EXERCISE INPUT:
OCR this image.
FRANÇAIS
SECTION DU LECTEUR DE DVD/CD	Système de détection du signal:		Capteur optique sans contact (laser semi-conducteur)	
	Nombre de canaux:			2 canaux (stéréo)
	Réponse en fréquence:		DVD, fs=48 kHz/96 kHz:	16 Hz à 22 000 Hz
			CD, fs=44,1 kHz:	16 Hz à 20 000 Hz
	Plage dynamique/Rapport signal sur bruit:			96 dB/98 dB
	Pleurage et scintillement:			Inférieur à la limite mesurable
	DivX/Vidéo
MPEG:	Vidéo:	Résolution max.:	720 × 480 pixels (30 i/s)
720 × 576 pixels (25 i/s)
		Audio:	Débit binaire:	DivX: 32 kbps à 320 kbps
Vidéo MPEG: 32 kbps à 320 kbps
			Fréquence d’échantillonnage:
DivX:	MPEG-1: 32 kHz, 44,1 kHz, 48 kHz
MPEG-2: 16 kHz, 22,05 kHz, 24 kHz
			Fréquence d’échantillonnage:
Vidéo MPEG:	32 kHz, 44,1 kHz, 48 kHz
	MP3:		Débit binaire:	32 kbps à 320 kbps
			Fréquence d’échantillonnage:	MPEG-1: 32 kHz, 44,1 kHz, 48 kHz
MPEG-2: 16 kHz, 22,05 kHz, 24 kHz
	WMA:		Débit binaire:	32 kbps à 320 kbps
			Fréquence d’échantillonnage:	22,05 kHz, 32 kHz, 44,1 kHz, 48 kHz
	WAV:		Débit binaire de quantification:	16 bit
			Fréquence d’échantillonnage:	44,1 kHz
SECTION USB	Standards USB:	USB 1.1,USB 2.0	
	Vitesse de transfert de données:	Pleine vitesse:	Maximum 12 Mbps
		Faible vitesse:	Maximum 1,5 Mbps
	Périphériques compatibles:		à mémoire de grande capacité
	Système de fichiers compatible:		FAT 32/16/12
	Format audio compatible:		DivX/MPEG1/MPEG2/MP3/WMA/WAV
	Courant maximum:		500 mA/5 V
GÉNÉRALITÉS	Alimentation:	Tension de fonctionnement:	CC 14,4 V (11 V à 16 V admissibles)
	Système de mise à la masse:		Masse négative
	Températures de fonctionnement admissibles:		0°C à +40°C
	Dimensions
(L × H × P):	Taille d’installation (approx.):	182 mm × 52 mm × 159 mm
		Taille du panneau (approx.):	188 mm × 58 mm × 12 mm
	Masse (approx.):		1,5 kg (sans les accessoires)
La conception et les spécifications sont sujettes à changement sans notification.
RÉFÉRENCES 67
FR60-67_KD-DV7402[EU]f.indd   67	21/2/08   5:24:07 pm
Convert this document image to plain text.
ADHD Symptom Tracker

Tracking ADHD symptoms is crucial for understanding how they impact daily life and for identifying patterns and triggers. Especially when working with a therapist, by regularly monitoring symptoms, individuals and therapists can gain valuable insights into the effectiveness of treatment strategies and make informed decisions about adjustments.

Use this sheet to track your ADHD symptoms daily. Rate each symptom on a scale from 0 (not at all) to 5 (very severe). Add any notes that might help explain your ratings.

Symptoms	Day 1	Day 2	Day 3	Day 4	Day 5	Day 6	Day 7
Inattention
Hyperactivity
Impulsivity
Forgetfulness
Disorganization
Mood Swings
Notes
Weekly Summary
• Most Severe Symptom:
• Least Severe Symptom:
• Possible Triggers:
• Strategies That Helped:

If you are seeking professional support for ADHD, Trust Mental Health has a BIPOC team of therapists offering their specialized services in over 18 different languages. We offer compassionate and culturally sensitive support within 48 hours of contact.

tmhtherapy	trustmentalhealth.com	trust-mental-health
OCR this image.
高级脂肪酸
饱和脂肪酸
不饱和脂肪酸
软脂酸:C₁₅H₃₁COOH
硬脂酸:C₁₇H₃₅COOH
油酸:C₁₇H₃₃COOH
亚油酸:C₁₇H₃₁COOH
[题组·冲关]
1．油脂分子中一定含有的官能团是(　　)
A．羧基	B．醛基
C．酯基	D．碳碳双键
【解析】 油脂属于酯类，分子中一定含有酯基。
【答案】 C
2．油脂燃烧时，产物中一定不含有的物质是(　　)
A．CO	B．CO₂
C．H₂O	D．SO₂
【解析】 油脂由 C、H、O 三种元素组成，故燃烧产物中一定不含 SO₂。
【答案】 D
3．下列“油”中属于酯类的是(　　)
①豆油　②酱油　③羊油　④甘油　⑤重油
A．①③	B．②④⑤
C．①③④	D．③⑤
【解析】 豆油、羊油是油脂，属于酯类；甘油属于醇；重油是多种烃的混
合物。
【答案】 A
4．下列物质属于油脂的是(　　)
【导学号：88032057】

PROBLEM STATEMENT:
Transcribe every entry verbatim.

SOLUTION FOR THIS TASK:
OCR this image.
FRANÇAIS
SECTION DU LECTEUR DE DVD/CD	Système de détection du signal:		Capteur optique sans contact (laser semi-conducteur)	
	Nombre de canaux:			2 canaux (stéréo)
	Réponse en fréquence:		DVD, fs=48 kHz/96 kHz:	16 Hz à 22 000 Hz
			CD, fs=44,1 kHz:	16 Hz à 20 000 Hz
	Plage dynamique/Rapport signal sur bruit:			96 dB/98 dB
	Pleurage et scintillement:			Inférieur à la limite mesurable
	DivX/Vidéo
MPEG:	Vidéo:	Résolution max.:	720 × 480 pixels (30 i/s)
720 × 576 pixels (25 i/s)
		Audio:	Débit binaire:	DivX: 32 kbps à 320 kbps
Vidéo MPEG: 32 kbps à 320 kbps
			Fréquence d’échantillonnage:
DivX:	MPEG-1: 32 kHz, 44,1 kHz, 48 kHz
MPEG-2: 16 kHz, 22,05 kHz, 24 kHz
			Fréquence d’échantillonnage:
Vidéo MPEG:	32 kHz, 44,1 kHz, 48 kHz
	MP3:		Débit binaire:	32 kbps à 320 kbps
			Fréquence d’échantillonnage:	MPEG-1: 32 kHz, 44,1 kHz, 48 kHz
MPEG-2: 16 kHz, 22,05 kHz, 24 kHz
	WMA:		Débit binaire:	32 kbps à 320 kbps
			Fréquence d’échantillonnage:	22,05 kHz, 32 kHz, 44,1 kHz, 48 kHz
	WAV:		Débit binaire de quantification:	16 bit
			Fréquence d’échantillonnage:	44,1 kHz
SECTION USB	Standards USB:	USB 1.1,USB 2.0	
	Vitesse de transfert de données:	Pleine vitesse:	Maximum 12 Mbps
		Faible vitesse:	Maximum 1,5 Mbps
	Périphériques compatibles:		à mémoire de grande capacité
	Système de fichiers compatible:		FAT 32/16/12
	Format audio compatible:		DivX/MPEG1/MPEG2/MP3/WMA/WAV
	Courant maximum:		500 mA/5 V
GÉNÉRALITÉS	Alimentation:	Tension de fonctionnement:	CC 14,4 V (11 V à 16 V admissibles)
	Système de mise à la masse:		Masse négative
	Températures de fonctionnement admissibles:		0°C à +40°C
	Dimensions
(L × H × P):	Taille d’installation (approx.):	182 mm × 52 mm × 159 mm
		Taille du panneau (approx.):	188 mm × 58 mm × 12 mm
	Masse (approx.):		1,5 kg (sans les accessoires)
La conception et les spécifications sont sujettes à changement sans notification.
RÉFÉRENCES 67
FR60-67_KD-DV7402[EU]f.indd   67	21/2/08   5:24:07 pm
Convert this document image to plain text.
ADHD Symptom Tracker

Tracking ADHD symptoms is crucial for understanding how they impact daily life and for identifying patterns and triggers. Especially when working with a therapist, by regularly monitoring symptoms, individuals and therapists can gain valuable insights into the effectiveness of treatment strategies and make informed decisions about adjustments.

Use this sheet to track your ADHD symptoms daily. Rate each symptom on a scale from 0 (not at all) to 5 (very severe). Add any notes that might help explain your ratings.

Symptoms	Day 1	Day 2	Day 3	Day 4	Day 5	Day 6	Day 7
Inattention
Hyperactivity
Impulsivity
Forgetfulness
Disorganization
Mood Swings
Notes
Weekly Summary
• Most Severe Symptom:
• Least Severe Symptom:
• Possible Triggers:
• Strategies That Helped:

If you are seeking professional support for ADHD, Trust Mental Health has a BIPOC team of therapists offering their specialized services in over 18 different languages. We offer compassionate and culturally sensitive support within 48 hours of contact.

tmhtherapy	trustmentalhealth.com	trust-mental-health
OCR this image.
高级脂肪酸
饱和脂肪酸
不饱和脂肪酸
软脂酸:C₁₅H₃₁COOH
硬脂酸:C₁₇H₃₅COOH
油酸:C₁₇H₃₃COOH
亚油酸:C₁₇H₃₁COOH
[题组·冲关]
1．油脂分子中一定含有的官能团是(　　)
A．羧基	B．醛基
C．酯基	D．碳碳双键
【解析】 油脂属于酯类，分子中一定含有酯基。
【答案】 C
2．油脂燃烧时，产物中一定不含有的物质是(　　)
A．CO	B．CO₂
C．H₂O	D．SO₂
【解析】 油脂由 C、H、O 三种元素组成，故燃烧产物中一定不含 SO₂。
【答案】 D
3．下列“油”中属于酯类的是(　　)
①豆油　②酱油　③羊油　④甘油　⑤重油
A．①③	B．②④⑤
C．①③④	D．③⑤
【解析】 豆油、羊油是油脂，属于酯类；甘油属于醇；重油是多种烃的混
合物。
【答案】 A
4．下列物质属于油脂的是(　　)
【导学号：88032057】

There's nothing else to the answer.